BRIEF:
Can the data below be set down again exactly, line for line?

------ ENTRIES SUPPLIED

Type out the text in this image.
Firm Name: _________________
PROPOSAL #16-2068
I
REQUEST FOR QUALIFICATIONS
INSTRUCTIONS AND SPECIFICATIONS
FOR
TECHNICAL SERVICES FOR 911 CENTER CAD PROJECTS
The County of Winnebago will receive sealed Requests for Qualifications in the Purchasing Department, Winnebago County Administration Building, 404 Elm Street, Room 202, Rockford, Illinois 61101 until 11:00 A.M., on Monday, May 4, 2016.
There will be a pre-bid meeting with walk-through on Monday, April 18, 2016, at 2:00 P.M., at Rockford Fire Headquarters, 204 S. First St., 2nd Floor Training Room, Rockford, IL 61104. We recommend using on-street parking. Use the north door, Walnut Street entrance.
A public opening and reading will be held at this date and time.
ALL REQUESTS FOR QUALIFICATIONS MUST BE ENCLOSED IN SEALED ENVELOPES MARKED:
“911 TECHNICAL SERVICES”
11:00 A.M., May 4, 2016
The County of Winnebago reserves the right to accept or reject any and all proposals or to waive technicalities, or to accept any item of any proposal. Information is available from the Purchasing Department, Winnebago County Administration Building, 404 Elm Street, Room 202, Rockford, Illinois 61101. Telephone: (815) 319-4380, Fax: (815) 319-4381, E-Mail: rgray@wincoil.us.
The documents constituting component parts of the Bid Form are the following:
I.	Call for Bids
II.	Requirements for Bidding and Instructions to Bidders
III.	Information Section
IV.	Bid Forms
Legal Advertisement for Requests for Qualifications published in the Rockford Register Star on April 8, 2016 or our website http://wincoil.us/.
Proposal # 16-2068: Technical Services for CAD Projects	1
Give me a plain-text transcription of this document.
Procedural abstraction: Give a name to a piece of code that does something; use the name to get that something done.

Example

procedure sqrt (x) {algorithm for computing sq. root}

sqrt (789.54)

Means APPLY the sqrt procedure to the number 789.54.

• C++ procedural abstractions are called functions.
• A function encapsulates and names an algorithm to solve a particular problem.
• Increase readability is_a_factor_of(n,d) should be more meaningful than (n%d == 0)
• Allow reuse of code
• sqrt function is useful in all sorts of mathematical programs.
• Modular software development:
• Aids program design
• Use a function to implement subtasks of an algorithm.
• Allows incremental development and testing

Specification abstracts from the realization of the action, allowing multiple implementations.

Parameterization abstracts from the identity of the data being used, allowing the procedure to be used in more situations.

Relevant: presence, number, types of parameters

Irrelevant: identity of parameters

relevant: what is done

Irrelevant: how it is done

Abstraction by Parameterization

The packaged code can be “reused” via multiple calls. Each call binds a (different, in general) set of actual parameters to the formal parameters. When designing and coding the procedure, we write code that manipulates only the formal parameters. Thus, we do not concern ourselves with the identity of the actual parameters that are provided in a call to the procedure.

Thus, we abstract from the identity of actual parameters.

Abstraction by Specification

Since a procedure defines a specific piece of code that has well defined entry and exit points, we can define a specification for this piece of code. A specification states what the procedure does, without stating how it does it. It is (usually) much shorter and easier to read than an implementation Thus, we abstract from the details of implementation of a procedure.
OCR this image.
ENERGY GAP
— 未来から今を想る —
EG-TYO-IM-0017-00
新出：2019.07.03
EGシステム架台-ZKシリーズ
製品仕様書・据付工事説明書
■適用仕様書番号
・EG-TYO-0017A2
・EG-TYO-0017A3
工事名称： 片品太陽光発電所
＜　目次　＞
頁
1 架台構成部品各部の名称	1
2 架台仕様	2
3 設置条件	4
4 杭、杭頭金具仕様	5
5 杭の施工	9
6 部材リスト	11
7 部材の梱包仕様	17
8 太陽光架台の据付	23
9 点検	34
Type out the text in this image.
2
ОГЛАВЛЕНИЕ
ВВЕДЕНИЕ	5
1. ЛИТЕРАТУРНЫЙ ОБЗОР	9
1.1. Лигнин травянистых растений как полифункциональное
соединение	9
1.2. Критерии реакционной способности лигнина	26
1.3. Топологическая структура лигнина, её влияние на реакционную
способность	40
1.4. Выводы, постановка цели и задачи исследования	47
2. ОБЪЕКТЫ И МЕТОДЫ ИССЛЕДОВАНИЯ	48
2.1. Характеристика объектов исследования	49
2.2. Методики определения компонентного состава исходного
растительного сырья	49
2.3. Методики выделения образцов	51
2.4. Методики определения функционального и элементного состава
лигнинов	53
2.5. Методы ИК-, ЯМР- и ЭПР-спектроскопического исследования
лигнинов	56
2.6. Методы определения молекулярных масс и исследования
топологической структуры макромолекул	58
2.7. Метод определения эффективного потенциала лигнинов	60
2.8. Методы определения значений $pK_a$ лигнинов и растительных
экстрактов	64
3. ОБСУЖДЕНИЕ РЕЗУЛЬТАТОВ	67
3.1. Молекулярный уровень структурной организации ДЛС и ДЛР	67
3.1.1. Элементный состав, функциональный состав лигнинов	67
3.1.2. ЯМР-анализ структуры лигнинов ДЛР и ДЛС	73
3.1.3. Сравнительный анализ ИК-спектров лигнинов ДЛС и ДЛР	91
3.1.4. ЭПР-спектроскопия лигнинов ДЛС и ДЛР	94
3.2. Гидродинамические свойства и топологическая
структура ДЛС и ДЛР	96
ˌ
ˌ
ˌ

------------

RESULT:
Type out the text in this image.
Firm Name: _________________
PROPOSAL #16-2068
I
REQUEST FOR QUALIFICATIONS
INSTRUCTIONS AND SPECIFICATIONS
FOR
TECHNICAL SERVICES FOR 911 CENTER CAD PROJECTS
The County of Winnebago will receive sealed Requests for Qualifications in the Purchasing Department, Winnebago County Administration Building, 404 Elm Street, Room 202, Rockford, Illinois 61101 until 11:00 A.M., on Monday, May 4, 2016.
There will be a pre-bid meeting with walk-through on Monday, April 18, 2016, at 2:00 P.M., at Rockford Fire Headquarters, 204 S. First St., 2nd Floor Training Room, Rockford, IL 61104. We recommend using on-street parking. Use the north door, Walnut Street entrance.
A public opening and reading will be held at this date and time.
ALL REQUESTS FOR QUALIFICATIONS MUST BE ENCLOSED IN SEALED ENVELOPES MARKED:
“911 TECHNICAL SERVICES”
11:00 A.M., May 4, 2016
The County of Winnebago reserves the right to accept or reject any and all proposals or to waive technicalities, or to accept any item of any proposal. Information is available from the Purchasing Department, Winnebago County Administration Building, 404 Elm Street, Room 202, Rockford, Illinois 61101. Telephone: (815) 319-4380, Fax: (815) 319-4381, E-Mail: rgray@wincoil.us.
The documents constituting component parts of the Bid Form are the following:
I.	Call for Bids
II.	Requirements for Bidding and Instructions to Bidders
III.	Information Section
IV.	Bid Forms
Legal Advertisement for Requests for Qualifications published in the Rockford Register Star on April 8, 2016 or our website http://wincoil.us/.
Proposal # 16-2068: Technical Services for CAD Projects	1
Give me a plain-text transcription of this document.
Procedural abstraction: Give a name to a piece of code that does something; use the name to get that something done.

Example

procedure sqrt (x) {algorithm for computing sq. root}

sqrt (789.54)

Means APPLY the sqrt procedure to the number 789.54.

• C++ procedural abstractions are called functions.
• A function encapsulates and names an algorithm to solve a particular problem.
• Increase readability is_a_factor_of(n,d) should be more meaningful than (n%d == 0)
• Allow reuse of code
• sqrt function is useful in all sorts of mathematical programs.
• Modular software development:
• Aids program design
• Use a function to implement subtasks of an algorithm.
• Allows incremental development and testing

Specification abstracts from the realization of the action, allowing multiple implementations.

Parameterization abstracts from the identity of the data being used, allowing the procedure to be used in more situations.

Relevant: presence, number, types of parameters

Irrelevant: identity of parameters

relevant: what is done

Irrelevant: how it is done

Abstraction by Parameterization

The packaged code can be “reused” via multiple calls. Each call binds a (different, in general) set of actual parameters to the formal parameters. When designing and coding the procedure, we write code that manipulates only the formal parameters. Thus, we do not concern ourselves with the identity of the actual parameters that are provided in a call to the procedure.

Thus, we abstract from the identity of actual parameters.

Abstraction by Specification

Since a procedure defines a specific piece of code that has well defined entry and exit points, we can define a specification for this piece of code. A specification states what the procedure does, without stating how it does it. It is (usually) much shorter and easier to read than an implementation Thus, we abstract from the details of implementation of a procedure.
OCR this image.
ENERGY GAP
— 未来から今を想る —
EG-TYO-IM-0017-00
新出：2019.07.03
EGシステム架台-ZKシリーズ
製品仕様書・据付工事説明書
■適用仕様書番号
・EG-TYO-0017A2
・EG-TYO-0017A3
工事名称： 片品太陽光発電所
＜　目次　＞
頁
1 架台構成部品各部の名称	1
2 架台仕様	2
3 設置条件	4
4 杭、杭頭金具仕様	5
5 杭の施工	9
6 部材リスト	11
7 部材の梱包仕様	17
8 太陽光架台の据付	23
9 点検	34
Type out the text in this image.
2
ОГЛАВЛЕНИЕ
ВВЕДЕНИЕ	5
1. ЛИТЕРАТУРНЫЙ ОБЗОР	9
1.1. Лигнин травянистых растений как полифункциональное
соединение	9
1.2. Критерии реакционной способности лигнина	26
1.3. Топологическая структура лигнина, её влияние на реакционную
способность	40
1.4. Выводы, постановка цели и задачи исследования	47
2. ОБЪЕКТЫ И МЕТОДЫ ИССЛЕДОВАНИЯ	48
2.1. Характеристика объектов исследования	49
2.2. Методики определения компонентного состава исходного
растительного сырья	49
2.3. Методики выделения образцов	51
2.4. Методики определения функционального и элементного состава
лигнинов	53
2.5. Методы ИК-, ЯМР- и ЭПР-спектроскопического исследования
лигнинов	56
2.6. Методы определения молекулярных масс и исследования
топологической структуры макромолекул	58
2.7. Метод определения эффективного потенциала лигнинов	60
2.8. Методы определения значений $pK_a$ лигнинов и растительных
экстрактов	64
3. ОБСУЖДЕНИЕ РЕЗУЛЬТАТОВ	67
3.1. Молекулярный уровень структурной организации ДЛС и ДЛР	67
3.1.1. Элементный состав, функциональный состав лигнинов	67
3.1.2. ЯМР-анализ структуры лигнинов ДЛР и ДЛС	73
3.1.3. Сравнительный анализ ИК-спектров лигнинов ДЛС и ДЛР	91
3.1.4. ЭПР-спектроскопия лигнинов ДЛС и ДЛР	94
3.2. Гидродинамические свойства и топологическая
структура ДЛС и ДЛР	96
ˌ
ˌ
ˌ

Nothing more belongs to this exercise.